(What is needed)
Say whether each statement below agrees with the post about compiling Fortran on Cygwin, answering yes or no and quoting the exact words of the post that decide it. 1. The function vmldPow2 belongs to the svml library. 2. On the laptop, gfortran is version 4.8.1. 3. The file compiled without trouble on the laptop running Cygwin 1.7.17.

I am having some trouble compiling Fortran code on a brand-new Cygwin installation, which I can trace back to undefined references to functions in the Intel svml
(Short Vector Math Library) library.
Specifically, I am getting errors of the form
import_gamess.o:import_gamess.f90:(.text+0xb58b):
undefined reference to `vmldPow2'
and the function vmldPow2
is part of the svml
library, as shown here, which I pass as an option to gfortran in my makefile as
F90 = gfortran -m64 -msse2 -O3 -march=native -mtune=native -fopenmp \
-ffast-math -fassociative-math -freciprocal-math -ffinite-math-only \
-fno-signed-zeros -fno-trapping-math -msahf -mmovbe -mrecip \
-mveclibabi=svml -ftree-vectorize -fexternal-blas
-fblas-matmul-limit=50 -static
(I am also using the libraries lapack
and lblas
.)
The file compiled fine on my laptop, running Cygwin 1.7.17 on Windows 7. (This was installed circa 2013-04-18; the gfortran version there is 4.5.3.) I am now trying to replicate the installation on a new desktop, also running Windows 7, and have installed Cygwin 1.7.25. I am getting the above errors on both 32-bit and 64-bit installs (running with gfortran 4.7.3 and 4.8.1, respectively), as well as a new install of 64-bit Cygwin on my desktop. I am also not getting errors on a Linux boot on the same desktop, which I can't get to at the moment.

(Data to examine)

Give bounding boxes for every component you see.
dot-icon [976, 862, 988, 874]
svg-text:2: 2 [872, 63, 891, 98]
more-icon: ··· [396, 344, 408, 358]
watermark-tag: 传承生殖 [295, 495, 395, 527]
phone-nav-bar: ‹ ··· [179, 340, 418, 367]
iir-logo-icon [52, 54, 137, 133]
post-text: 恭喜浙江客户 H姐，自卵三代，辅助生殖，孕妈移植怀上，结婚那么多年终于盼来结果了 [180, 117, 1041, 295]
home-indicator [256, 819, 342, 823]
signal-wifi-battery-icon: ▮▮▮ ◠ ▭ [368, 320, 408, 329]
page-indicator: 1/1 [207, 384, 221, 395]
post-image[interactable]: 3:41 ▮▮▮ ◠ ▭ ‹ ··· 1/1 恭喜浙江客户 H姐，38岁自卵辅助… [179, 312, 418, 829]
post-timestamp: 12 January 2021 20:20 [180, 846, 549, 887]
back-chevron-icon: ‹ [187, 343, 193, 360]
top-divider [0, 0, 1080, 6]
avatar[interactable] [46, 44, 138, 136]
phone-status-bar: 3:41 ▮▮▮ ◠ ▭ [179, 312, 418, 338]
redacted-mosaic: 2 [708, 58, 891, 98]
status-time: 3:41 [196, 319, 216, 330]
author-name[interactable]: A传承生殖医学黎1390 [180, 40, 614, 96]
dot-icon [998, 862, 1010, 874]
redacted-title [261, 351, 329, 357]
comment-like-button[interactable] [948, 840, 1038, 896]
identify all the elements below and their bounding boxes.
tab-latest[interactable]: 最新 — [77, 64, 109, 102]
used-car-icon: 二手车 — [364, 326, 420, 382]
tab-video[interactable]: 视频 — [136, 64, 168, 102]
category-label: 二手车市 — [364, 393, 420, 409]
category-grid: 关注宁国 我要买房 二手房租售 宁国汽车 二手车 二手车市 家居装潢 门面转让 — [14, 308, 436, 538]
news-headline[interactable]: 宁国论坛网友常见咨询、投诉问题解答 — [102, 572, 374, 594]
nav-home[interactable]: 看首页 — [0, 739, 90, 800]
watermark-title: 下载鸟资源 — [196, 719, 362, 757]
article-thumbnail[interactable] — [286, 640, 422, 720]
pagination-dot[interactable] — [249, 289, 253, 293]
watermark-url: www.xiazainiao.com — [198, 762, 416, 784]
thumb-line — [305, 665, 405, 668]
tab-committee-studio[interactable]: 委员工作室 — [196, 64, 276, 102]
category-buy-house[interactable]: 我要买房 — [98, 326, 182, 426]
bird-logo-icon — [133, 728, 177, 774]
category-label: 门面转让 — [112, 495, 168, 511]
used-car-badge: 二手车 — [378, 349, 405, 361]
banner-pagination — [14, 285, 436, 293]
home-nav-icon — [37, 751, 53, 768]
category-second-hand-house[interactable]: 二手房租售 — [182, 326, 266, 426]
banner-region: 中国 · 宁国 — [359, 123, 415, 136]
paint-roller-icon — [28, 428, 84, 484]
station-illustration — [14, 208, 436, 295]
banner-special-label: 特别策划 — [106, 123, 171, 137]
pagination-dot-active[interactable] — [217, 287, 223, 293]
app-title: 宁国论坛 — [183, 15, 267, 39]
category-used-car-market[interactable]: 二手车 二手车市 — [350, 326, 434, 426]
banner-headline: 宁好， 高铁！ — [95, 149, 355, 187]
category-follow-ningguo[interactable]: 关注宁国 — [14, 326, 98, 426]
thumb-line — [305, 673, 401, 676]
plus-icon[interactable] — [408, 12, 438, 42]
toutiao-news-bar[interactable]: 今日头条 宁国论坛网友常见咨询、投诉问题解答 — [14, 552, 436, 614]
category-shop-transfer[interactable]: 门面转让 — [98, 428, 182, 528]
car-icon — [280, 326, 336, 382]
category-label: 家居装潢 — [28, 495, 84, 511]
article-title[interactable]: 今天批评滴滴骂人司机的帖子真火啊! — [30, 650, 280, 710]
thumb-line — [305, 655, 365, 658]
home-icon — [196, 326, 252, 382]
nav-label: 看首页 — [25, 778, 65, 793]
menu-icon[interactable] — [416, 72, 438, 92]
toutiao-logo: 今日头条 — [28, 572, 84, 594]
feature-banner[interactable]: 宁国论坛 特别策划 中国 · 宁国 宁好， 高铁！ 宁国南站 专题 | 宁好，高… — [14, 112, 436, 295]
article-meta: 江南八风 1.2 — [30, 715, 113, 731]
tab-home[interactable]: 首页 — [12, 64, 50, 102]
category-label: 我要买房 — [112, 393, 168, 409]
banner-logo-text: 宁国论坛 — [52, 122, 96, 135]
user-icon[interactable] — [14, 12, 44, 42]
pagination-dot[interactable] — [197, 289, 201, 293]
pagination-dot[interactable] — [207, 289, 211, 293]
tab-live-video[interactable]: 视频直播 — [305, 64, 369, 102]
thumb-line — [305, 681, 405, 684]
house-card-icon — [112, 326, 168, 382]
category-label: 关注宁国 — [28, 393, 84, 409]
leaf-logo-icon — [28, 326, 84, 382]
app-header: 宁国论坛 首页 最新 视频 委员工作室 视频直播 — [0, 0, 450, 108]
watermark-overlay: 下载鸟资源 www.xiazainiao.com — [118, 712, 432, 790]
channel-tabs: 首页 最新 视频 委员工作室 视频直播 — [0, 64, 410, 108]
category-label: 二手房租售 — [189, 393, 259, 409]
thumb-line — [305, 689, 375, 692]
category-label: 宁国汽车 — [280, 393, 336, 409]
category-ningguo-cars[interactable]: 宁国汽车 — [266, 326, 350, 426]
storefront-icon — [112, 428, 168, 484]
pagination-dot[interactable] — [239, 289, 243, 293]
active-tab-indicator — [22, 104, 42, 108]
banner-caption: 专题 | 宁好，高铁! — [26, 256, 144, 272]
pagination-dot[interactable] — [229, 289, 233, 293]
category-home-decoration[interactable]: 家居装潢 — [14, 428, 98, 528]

(Task answer)
1. Yes: "the function vmldPow2 is part of the svml library"
2. No: "the gfortran version there is 4.5.3"
3. Yes: "The file compiled fine on my laptop, running Cygwin 1.7.17 on Windows 7."